[Data tied to figure images]
--- Start ---

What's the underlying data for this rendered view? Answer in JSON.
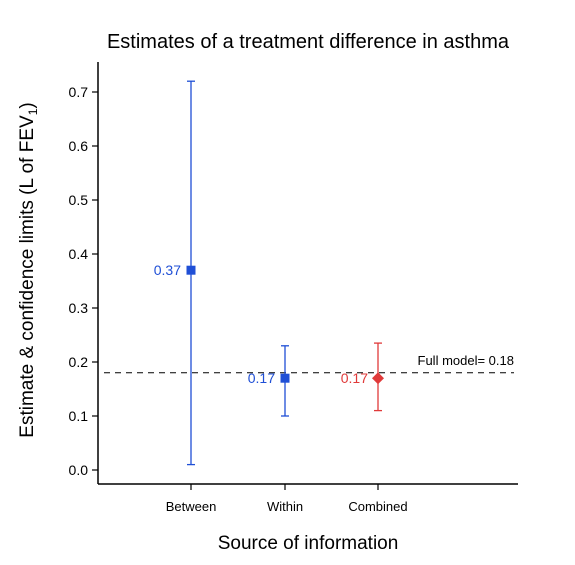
{
  "colors": {
    "blue": "#1f4fd6",
    "red": "#e03a3a",
    "axis": "#000000",
    "reference": "#000000"
  },
  "chart_data": {
    "type": "scatter",
    "title": "Estimates of a treatment difference in asthma",
    "xlabel": "Source of information",
    "ylabel_main": "Estimate & confidence limits (L of FEV",
    "ylabel_sub": "1",
    "ylabel_close": ")",
    "categories": [
      "Between",
      "Within",
      "Combined"
    ],
    "yticks": [
      "0.0",
      "0.1",
      "0.2",
      "0.3",
      "0.4",
      "0.5",
      "0.6",
      "0.7"
    ],
    "ylim": [
      -0.025,
      0.75
    ],
    "points": [
      {
        "category": "Between",
        "estimate": 0.37,
        "lower": 0.01,
        "upper": 0.72,
        "label": "0.37",
        "marker": "square",
        "color": "#1f4fd6"
      },
      {
        "category": "Within",
        "estimate": 0.17,
        "lower": 0.1,
        "upper": 0.23,
        "label": "0.17",
        "marker": "square",
        "color": "#1f4fd6"
      },
      {
        "category": "Combined",
        "estimate": 0.17,
        "lower": 0.11,
        "upper": 0.235,
        "label": "0.17",
        "marker": "diamond",
        "color": "#e03a3a"
      }
    ],
    "reference_line": {
      "value": 0.18,
      "label": "Full model= 0.18"
    },
    "grid": false,
    "legend": "none"
  }
}
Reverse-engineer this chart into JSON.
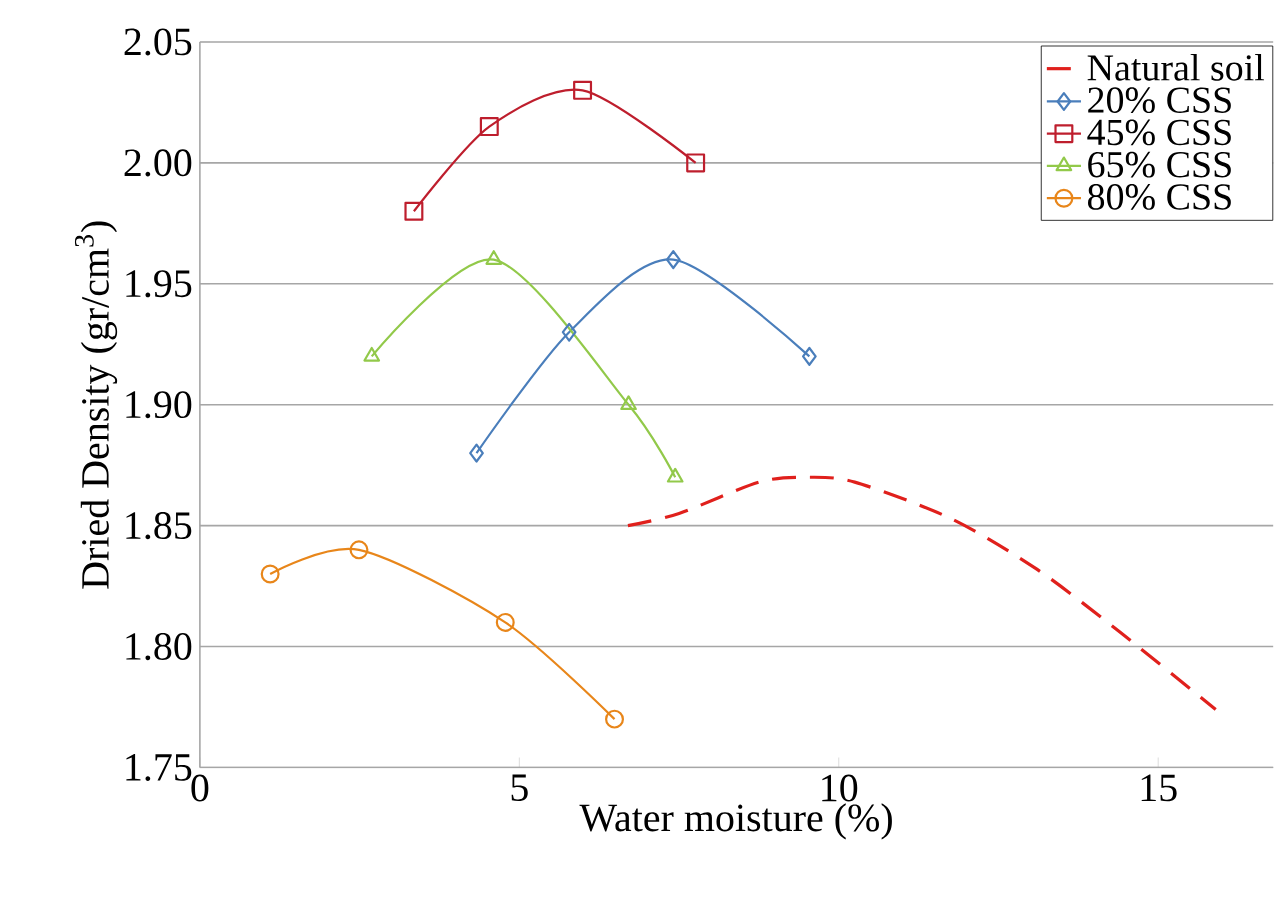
{
  "chart_data": {
    "type": "line",
    "xlabel": "Water moisture (%)",
    "ylabel": "Dried Density (gr/cm$^{3}$)",
    "xlim": [
      0,
      16.8
    ],
    "xticks": [
      0,
      5,
      10,
      15
    ],
    "ylim": [
      1.75,
      2.05
    ],
    "yticks": [
      1.75,
      {
        "value": 1.8,
        "label": "1.80"
      },
      1.85,
      {
        "value": 1.9,
        "label": "1.90"
      },
      1.95,
      {
        "value": 2.0,
        "label": "2.00"
      },
      2.05
    ],
    "grid": "y",
    "legend": "top right",
    "series": [
      {
        "name": "Natural soil",
        "color": "#e0201c",
        "marker": "none",
        "line_style": "dashed",
        "x": [
          6.7,
          7.5,
          8.75,
          9.5,
          10.25,
          11.75,
          13.1,
          14.4,
          15.9
        ],
        "values": [
          1.85,
          1.855,
          1.868,
          1.87,
          1.868,
          1.853,
          1.832,
          1.806,
          1.774
        ]
      },
      {
        "name": "20% CSS",
        "color": "#4a7ebb",
        "marker": "diamond",
        "line_style": "solid",
        "x": [
          4.33,
          5.78,
          7.41,
          9.54
        ],
        "values": [
          1.88,
          1.93,
          1.96,
          1.92
        ]
      },
      {
        "name": "45% CSS",
        "color": "#be1e2d",
        "marker": "square",
        "line_style": "solid",
        "x": [
          3.35,
          4.53,
          5.99,
          7.76
        ],
        "values": [
          1.98,
          2.015,
          2.03,
          2.0
        ]
      },
      {
        "name": "65% CSS",
        "color": "#92c94a",
        "marker": "triangle",
        "line_style": "solid",
        "x": [
          2.69,
          4.6,
          6.71,
          7.44
        ],
        "values": [
          1.92,
          1.96,
          1.9,
          1.87
        ]
      },
      {
        "name": "80% CSS",
        "color": "#e8861a",
        "marker": "circle",
        "line_style": "solid",
        "x": [
          1.1,
          2.49,
          4.78,
          6.49
        ],
        "values": [
          1.83,
          1.84,
          1.81,
          1.77
        ]
      }
    ]
  }
}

--- End ---

TASK TO COMPLETE:
Determine how many lines of this listing contain "category", and give only the number.

CORRECT OUTPUT:
3